EXERCISE TASK:
Your task is to print all of the material verbatim.

EXTRACTED INFORMATION:
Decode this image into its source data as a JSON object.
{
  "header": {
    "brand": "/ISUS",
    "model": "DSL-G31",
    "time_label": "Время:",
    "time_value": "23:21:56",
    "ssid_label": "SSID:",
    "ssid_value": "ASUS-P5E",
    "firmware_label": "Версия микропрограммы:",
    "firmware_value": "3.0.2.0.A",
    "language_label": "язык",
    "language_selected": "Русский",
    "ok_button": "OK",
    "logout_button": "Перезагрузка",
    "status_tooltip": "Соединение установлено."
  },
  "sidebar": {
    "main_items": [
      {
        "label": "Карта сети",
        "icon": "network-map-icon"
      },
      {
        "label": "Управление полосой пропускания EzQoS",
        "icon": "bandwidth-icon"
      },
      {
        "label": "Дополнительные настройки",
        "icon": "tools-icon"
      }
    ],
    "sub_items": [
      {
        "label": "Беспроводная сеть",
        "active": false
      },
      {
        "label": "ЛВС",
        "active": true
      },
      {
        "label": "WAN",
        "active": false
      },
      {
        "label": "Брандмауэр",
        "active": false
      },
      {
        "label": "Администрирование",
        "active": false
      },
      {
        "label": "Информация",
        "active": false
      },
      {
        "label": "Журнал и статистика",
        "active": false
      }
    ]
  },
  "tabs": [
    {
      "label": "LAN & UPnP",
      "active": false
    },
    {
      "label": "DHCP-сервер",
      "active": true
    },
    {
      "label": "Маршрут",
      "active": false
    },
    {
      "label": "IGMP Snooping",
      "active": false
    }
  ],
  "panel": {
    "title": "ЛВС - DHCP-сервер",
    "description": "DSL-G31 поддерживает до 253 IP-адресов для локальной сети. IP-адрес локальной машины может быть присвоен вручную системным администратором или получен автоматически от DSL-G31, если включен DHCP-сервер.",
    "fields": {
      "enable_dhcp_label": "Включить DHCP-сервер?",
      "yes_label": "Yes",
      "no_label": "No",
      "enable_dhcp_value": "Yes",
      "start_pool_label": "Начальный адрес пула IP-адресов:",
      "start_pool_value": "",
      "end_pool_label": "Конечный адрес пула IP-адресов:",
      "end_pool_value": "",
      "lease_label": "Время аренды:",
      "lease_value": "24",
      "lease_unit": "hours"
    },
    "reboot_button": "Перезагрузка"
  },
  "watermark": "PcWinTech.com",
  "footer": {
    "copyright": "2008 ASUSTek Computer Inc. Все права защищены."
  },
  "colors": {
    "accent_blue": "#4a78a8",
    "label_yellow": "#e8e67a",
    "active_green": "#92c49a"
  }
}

OUTPUT BELOW:
Decode this image into its source data as a JSON object.
{
  "header": {
    "brand": "/ISUS",
    "model": "DSL-G31",
    "time_label": "Время:",
    "time_value": "23:21:56",
    "ssid_label": "SSID:",
    "ssid_value": "ASUS-P5E",
    "firmware_label": "Версия микропрограммы:",
    "firmware_value": "3.0.2.0.A",
    "language_label": "язык",
    "language_selected": "Русский",
    "ok_button": "OK",
    "logout_button": "Перезагрузка",
    "status_tooltip": "Соединение установлено."
  },
  "sidebar": {
    "main_items": [
      {
        "label": "Карта сети",
        "icon": "network-map-icon"
      },
      {
        "label": "Управление полосой пропускания EzQoS",
        "icon": "bandwidth-icon"
      },
      {
        "label": "Дополнительные настройки",
        "icon": "tools-icon"
      }
    ],
    "sub_items": [
      {
        "label": "Беспроводная сеть",
        "active": false
      },
      {
        "label": "ЛВС",
        "active": true
      },
      {
        "label": "WAN",
        "active": false
      },
      {
        "label": "Брандмауэр",
        "active": false
      },
      {
        "label": "Администрирование",
        "active": false
      },
      {
        "label": "Информация",
        "active": false
      },
      {
        "label": "Журнал и статистика",
        "active": false
      }
    ]
  },
  "tabs": [
    {
      "label": "LAN & UPnP",
      "active": false
    },
    {
      "label": "DHCP-сервер",
      "active": true
    },
    {
      "label": "Маршрут",
      "active": false
    },
    {
      "label": "IGMP Snooping",
      "active": false
    }
  ],
  "panel": {
    "title": "ЛВС - DHCP-сервер",
    "description": "DSL-G31 поддерживает до 253 IP-адресов для локальной сети. IP-адрес локальной машины может быть присвоен вручную системным администратором или получен автоматически от DSL-G31, если включен DHCP-сервер.",
    "fields": {
      "enable_dhcp_label": "Включить DHCP-сервер?",
      "yes_label": "Yes",
      "no_label": "No",
      "enable_dhcp_value": "Yes",
      "start_pool_label": "Начальный адрес пула IP-адресов:",
      "start_pool_value": "",
      "end_pool_label": "Конечный адрес пула IP-адресов:",
      "end_pool_value": "",
      "lease_label": "Время аренды:",
      "lease_value": "24",
      "lease_unit": "hours"
    },
    "reboot_button": "Перезагрузка"
  },
  "watermark": "PcWinTech.com",
  "footer": {
    "copyright": "2008 ASUSTek Computer Inc. Все права защищены."
  },
  "colors": {
    "accent_blue": "#4a78a8",
    "label_yellow": "#e8e67a",
    "active_green": "#92c49a"
  }
}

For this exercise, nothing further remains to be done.